■ **SET TASKS**
**a)** In the forum thread about the signature bass, what street price does MaxOfMetal expect the bass to have?
**b)** From the forum thread about the signature bass, echo word for word the part that opens with the words containing "## s_k_mullins (Oct" and closes with "earlier than this.".

═════ PROVIDED TEXT ═════

IMO is too expensive.and so Kurt's Fender signature.they bouth them for nothing and customized them,and now companies make money over them.


----------



## Murmel (Oct 1, 2011)

That's a Gibson design? I didn't know that 

Toshiya from Dir En Grey has a similar ESP signature bass.






It just has covers over the single coils.


----------



## MaxOfMetal (Oct 1, 2011)

It'll probably street closer to $1600, not too bad for a limited edition, USA made bass. Heck, that's much cheaper than the last few basses I've bought. 

As for the shape, 90% of ESP Japan's shapes are copies.


----------



## Murmel (Oct 1, 2011)

MaxOfMetal said:


> As for the shape, 90% of ESP Japan's shapes are copies.



I'm very well aware of this, but I just hadn't seen that one anywhere so I figured they at least had that one


----------



## s_k_mullins (Oct 1, 2011)

Murmel said:


> That's a Gibson design? I didn't know that



Yep, since the 1970s 


This is a cool bass, and not a bad price. I'm surprised they hadn't made a bass for Krist earlier than this.

═════ PROVIDED RECORDS ═════

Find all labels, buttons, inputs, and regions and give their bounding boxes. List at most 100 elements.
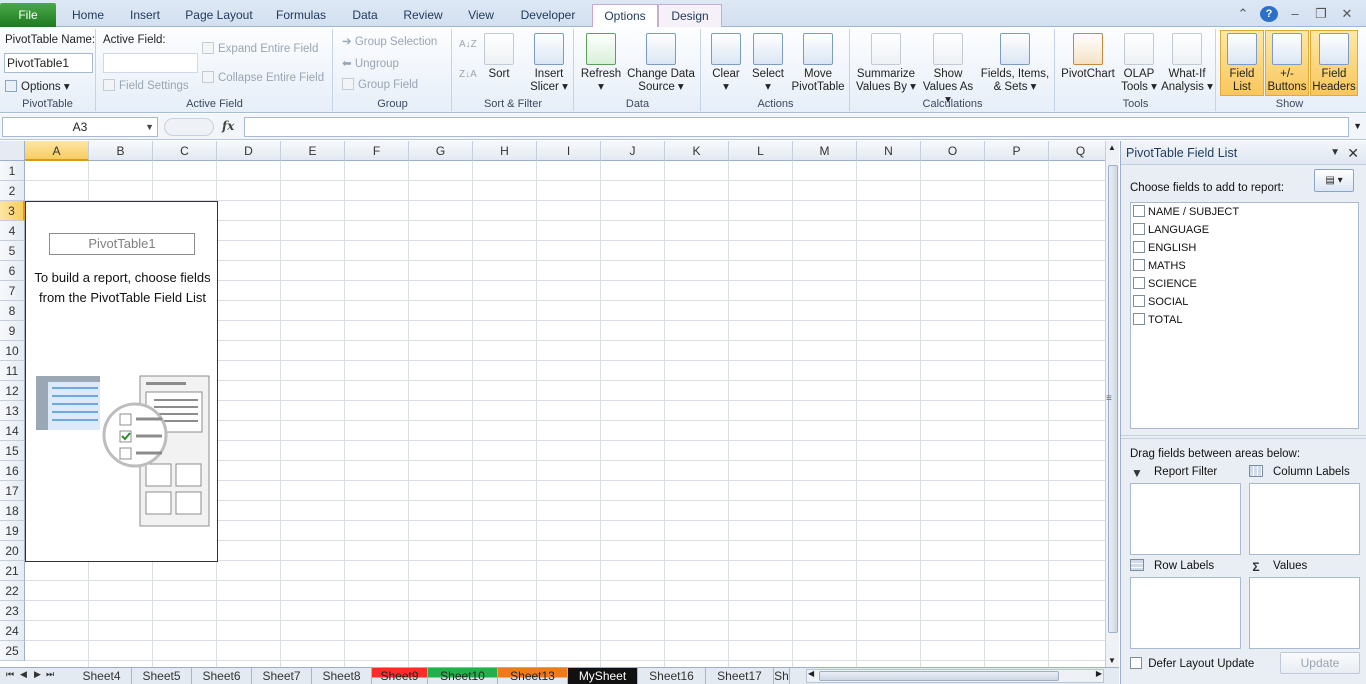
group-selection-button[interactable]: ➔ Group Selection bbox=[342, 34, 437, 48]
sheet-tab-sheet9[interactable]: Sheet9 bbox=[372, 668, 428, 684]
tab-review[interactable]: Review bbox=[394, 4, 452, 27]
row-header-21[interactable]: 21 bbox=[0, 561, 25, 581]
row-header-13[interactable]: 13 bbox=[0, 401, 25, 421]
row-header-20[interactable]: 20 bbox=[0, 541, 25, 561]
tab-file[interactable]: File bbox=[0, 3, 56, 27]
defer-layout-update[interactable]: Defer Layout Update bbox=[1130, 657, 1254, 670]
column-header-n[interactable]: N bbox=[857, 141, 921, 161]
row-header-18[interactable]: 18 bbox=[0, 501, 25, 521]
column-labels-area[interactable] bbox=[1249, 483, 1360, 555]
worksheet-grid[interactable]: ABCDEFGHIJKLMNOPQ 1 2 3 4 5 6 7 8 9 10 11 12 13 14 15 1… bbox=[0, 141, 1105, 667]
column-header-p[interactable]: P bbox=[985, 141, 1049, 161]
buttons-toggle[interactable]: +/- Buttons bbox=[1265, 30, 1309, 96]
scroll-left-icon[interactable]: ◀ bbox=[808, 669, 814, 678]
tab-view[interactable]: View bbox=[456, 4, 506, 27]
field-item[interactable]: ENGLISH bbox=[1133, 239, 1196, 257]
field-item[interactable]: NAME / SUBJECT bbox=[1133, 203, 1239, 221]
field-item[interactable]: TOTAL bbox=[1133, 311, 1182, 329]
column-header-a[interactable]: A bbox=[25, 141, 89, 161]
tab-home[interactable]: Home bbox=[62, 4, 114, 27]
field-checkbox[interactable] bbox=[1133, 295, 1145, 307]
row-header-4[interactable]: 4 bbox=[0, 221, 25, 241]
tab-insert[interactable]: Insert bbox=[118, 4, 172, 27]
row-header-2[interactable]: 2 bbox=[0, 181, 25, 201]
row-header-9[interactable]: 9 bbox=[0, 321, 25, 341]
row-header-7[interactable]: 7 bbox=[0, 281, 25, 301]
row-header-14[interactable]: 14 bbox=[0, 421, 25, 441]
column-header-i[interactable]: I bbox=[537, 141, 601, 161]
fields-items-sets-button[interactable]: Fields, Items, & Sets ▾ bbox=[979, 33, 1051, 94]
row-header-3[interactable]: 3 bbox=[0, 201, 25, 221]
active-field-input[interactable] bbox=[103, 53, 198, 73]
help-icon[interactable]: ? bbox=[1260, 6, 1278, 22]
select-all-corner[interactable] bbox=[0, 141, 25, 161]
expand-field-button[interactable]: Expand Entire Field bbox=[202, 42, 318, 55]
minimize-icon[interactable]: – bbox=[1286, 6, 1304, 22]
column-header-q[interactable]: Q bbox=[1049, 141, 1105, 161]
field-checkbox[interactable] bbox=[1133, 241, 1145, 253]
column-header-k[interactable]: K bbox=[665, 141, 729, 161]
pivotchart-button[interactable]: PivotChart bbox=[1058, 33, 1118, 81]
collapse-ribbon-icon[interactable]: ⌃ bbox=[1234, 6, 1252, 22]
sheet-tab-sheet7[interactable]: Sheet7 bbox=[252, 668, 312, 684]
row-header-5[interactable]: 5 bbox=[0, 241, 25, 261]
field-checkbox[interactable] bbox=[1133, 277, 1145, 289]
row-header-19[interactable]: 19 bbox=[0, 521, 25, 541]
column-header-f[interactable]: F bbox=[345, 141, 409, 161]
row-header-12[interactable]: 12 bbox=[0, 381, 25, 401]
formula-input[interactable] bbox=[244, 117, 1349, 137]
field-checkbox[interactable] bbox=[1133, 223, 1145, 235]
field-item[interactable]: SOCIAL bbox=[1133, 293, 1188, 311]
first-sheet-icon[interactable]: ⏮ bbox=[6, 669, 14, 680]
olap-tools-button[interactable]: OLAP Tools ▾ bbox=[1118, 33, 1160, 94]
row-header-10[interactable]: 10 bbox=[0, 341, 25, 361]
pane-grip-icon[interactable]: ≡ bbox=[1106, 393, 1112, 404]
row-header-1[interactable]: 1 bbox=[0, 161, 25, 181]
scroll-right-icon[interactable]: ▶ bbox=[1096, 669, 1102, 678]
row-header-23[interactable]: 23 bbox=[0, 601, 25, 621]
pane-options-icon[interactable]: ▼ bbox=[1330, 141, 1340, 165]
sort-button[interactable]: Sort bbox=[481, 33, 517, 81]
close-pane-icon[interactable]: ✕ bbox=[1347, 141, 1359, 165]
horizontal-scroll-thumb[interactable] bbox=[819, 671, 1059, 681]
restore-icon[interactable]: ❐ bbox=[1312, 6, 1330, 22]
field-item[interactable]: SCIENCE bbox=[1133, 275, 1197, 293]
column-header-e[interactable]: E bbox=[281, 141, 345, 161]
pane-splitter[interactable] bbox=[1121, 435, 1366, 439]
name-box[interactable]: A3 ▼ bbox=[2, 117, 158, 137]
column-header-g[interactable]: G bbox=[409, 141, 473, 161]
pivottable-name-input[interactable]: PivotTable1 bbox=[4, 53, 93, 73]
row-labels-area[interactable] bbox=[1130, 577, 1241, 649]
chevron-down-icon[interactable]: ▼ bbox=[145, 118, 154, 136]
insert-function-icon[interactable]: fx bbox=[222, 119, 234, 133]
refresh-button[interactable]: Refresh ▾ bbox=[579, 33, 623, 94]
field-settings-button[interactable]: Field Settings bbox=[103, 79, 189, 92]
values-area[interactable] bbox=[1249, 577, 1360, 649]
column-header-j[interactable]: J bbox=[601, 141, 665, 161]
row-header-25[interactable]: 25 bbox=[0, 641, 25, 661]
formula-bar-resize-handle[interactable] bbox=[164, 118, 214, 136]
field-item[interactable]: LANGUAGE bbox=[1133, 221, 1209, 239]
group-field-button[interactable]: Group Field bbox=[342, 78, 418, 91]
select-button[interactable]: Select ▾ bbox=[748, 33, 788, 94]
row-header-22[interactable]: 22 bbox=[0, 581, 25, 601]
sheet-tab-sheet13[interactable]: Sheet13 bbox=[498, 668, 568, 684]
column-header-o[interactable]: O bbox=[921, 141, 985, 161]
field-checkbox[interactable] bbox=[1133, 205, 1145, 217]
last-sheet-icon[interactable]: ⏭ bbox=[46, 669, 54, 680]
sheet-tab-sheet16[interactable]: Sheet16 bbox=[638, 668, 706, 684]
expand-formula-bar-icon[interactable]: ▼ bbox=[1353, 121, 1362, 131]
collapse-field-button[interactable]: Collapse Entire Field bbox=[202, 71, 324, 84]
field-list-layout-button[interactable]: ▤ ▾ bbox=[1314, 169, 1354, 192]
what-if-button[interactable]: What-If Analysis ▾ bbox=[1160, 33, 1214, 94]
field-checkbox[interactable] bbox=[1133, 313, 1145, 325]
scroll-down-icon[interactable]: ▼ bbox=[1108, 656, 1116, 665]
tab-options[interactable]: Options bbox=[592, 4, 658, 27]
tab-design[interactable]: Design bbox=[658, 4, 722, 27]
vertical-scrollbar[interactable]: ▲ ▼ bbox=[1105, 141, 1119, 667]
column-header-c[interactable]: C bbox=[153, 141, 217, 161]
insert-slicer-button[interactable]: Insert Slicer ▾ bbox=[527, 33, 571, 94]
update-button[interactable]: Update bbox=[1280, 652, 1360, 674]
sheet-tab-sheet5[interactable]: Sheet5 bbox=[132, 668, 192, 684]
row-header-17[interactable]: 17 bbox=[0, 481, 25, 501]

═════
═════ PROVIDED RECORDS ═════

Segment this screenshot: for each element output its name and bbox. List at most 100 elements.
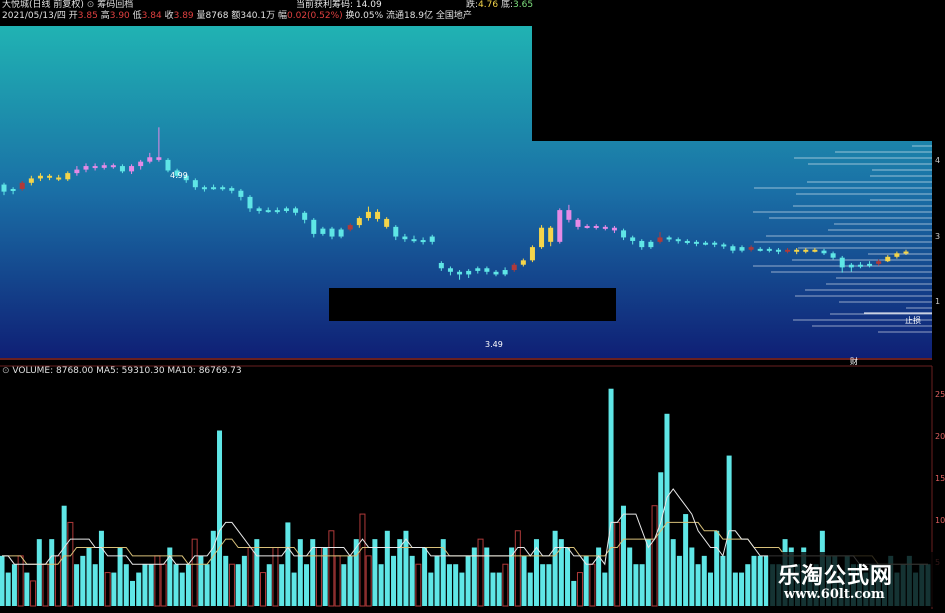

═════

■ **TASK-BY-TASK SOLUTIONS**
**a)** Closer to $1600.

**b)**
## s_k_mullins (Oct 1, 2011)

Murmel said:


> That's a Gibson design? I didn't know that



Yep, since the 1970s 


This is a cool bass, and not a bad price. I'm surprised they hadn't made a bass for Krist earlier than this.